**EXERCISE BRIEF**. Locate each line in the records containing "rate". Copy it.

**DATA FOR ANALYSIS**.
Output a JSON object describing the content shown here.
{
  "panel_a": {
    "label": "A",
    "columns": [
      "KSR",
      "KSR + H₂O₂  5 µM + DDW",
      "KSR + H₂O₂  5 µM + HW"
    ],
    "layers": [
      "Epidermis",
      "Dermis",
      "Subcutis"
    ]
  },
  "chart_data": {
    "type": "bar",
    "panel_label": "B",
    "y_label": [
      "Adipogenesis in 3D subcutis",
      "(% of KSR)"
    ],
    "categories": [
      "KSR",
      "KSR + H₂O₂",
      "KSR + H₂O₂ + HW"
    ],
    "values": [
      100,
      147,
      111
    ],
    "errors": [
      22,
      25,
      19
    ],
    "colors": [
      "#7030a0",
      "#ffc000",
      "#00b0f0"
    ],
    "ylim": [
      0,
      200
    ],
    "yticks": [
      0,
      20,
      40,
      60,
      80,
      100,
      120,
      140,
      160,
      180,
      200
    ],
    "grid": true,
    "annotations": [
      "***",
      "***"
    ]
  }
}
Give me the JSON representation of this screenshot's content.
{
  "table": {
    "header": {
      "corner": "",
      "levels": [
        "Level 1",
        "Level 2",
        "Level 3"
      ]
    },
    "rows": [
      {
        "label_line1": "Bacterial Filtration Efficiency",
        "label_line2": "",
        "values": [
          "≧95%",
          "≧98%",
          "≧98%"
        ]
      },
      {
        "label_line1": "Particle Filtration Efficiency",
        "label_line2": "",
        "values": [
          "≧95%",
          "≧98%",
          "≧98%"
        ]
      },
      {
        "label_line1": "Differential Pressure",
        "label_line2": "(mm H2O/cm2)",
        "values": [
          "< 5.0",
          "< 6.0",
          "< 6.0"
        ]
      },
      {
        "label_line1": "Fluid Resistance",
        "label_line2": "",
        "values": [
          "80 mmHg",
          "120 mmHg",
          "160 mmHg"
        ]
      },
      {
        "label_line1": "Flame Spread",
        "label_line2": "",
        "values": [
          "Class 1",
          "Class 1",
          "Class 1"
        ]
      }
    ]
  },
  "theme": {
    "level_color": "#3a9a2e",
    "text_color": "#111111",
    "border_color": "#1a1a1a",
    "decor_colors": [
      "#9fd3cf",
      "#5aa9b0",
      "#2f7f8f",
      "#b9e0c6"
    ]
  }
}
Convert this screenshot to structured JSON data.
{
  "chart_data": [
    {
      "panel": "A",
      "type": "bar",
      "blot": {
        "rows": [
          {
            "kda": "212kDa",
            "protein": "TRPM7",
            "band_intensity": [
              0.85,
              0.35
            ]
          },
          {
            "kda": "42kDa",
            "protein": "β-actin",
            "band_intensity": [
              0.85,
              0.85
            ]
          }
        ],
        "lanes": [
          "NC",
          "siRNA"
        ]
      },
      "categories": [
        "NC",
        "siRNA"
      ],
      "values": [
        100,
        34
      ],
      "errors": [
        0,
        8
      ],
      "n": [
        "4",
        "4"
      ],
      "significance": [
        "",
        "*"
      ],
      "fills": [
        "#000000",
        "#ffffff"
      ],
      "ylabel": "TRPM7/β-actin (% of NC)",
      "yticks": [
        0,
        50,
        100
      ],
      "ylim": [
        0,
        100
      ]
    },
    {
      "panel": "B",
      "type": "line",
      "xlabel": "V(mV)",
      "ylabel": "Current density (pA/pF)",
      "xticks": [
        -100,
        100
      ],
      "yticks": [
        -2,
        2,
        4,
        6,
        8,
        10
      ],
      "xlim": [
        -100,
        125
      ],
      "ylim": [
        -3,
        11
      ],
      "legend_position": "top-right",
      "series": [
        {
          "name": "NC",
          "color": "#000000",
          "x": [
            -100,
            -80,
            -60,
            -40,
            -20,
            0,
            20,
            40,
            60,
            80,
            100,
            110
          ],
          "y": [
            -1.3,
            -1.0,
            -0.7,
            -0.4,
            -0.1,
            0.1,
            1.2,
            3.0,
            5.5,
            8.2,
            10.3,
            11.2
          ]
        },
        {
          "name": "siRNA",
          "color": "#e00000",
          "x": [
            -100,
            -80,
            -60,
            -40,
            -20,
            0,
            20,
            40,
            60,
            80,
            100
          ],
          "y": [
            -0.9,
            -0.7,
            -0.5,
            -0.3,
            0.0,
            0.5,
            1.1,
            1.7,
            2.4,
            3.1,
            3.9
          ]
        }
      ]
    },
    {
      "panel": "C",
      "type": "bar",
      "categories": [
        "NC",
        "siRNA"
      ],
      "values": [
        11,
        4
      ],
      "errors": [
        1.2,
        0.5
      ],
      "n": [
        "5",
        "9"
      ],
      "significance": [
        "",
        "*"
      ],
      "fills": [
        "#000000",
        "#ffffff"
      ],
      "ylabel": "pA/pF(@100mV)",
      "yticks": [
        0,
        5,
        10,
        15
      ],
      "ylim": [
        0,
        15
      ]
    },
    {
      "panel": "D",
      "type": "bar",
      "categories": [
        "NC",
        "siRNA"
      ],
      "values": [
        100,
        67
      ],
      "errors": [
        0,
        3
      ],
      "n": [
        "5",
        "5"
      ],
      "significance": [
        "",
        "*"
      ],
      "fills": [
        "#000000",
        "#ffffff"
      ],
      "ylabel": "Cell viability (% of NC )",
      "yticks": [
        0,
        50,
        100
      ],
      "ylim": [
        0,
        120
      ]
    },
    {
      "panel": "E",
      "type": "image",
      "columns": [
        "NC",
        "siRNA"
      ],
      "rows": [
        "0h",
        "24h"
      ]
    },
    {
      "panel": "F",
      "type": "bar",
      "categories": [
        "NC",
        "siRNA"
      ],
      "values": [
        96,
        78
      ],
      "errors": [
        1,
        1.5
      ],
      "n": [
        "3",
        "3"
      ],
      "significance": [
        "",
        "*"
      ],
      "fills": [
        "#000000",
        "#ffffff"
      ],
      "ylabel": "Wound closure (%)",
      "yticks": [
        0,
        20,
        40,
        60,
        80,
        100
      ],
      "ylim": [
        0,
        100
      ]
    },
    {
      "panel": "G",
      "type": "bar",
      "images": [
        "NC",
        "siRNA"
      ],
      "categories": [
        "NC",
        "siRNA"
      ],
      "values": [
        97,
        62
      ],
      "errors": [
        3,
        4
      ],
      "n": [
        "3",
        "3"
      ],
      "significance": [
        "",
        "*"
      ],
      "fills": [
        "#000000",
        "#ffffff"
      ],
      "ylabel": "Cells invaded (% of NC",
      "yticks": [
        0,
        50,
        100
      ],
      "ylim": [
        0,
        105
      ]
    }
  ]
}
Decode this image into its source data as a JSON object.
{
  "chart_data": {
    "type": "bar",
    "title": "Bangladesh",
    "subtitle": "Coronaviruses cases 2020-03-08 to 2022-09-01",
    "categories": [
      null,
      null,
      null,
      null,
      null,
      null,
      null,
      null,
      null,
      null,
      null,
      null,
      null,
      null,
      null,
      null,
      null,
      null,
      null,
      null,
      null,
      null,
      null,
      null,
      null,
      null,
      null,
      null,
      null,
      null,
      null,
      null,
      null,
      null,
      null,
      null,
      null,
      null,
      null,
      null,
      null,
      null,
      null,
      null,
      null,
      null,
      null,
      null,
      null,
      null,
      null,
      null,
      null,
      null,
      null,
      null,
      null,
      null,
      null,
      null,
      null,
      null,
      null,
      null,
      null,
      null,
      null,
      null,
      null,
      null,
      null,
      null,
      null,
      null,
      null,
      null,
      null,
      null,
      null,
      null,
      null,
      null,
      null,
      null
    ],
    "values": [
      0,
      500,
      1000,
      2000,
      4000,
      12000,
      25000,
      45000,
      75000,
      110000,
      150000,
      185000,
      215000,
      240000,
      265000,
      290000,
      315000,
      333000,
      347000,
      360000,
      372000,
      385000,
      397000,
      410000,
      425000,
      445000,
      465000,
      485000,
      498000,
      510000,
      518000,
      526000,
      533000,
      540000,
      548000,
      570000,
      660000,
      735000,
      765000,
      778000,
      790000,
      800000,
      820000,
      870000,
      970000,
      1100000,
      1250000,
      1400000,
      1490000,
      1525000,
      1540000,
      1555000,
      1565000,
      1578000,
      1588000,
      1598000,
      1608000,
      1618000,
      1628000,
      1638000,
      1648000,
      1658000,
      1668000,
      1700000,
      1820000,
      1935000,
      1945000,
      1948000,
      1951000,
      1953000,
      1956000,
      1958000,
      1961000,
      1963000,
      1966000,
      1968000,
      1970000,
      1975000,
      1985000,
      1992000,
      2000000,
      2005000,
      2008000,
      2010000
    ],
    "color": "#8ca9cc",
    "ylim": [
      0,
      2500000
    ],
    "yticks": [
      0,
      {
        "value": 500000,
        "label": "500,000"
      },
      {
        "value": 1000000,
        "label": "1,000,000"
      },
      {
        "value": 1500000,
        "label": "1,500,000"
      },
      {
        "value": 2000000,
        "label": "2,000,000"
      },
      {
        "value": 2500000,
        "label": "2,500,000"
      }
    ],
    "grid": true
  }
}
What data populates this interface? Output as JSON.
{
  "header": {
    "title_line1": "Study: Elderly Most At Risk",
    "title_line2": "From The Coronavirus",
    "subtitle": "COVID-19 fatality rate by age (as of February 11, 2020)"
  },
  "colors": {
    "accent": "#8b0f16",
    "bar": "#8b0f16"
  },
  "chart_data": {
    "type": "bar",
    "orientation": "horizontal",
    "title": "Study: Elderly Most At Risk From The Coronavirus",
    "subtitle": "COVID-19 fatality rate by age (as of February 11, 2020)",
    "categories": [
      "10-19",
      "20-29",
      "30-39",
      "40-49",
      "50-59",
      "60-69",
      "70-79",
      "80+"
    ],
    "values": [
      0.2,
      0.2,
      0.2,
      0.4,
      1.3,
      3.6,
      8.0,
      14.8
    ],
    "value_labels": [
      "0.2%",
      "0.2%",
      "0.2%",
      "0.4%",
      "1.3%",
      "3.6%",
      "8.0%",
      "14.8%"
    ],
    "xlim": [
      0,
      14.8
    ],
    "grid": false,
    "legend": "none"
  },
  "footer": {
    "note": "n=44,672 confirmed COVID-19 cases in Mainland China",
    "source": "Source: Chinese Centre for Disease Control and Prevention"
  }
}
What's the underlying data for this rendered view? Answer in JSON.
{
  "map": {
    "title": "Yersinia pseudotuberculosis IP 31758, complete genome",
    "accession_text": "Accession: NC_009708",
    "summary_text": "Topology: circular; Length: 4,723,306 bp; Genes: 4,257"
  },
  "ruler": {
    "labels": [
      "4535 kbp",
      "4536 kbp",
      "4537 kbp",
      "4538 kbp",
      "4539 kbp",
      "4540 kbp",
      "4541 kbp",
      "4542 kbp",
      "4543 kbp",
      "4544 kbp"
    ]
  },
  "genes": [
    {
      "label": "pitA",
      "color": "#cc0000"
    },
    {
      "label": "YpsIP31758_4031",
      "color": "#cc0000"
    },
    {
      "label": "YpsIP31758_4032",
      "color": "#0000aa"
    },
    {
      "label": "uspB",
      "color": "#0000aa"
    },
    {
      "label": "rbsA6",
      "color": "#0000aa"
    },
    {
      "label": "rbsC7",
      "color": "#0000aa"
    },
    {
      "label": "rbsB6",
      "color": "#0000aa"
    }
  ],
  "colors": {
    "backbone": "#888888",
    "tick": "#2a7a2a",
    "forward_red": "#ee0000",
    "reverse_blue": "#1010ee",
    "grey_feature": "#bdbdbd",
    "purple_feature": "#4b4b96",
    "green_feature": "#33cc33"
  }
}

**RESULT**.
    "subtitle": "COVID-19 fatality rate by age (as of February 11, 2020)"
    "subtitle": "COVID-19 fatality rate by age (as of February 11, 2020)",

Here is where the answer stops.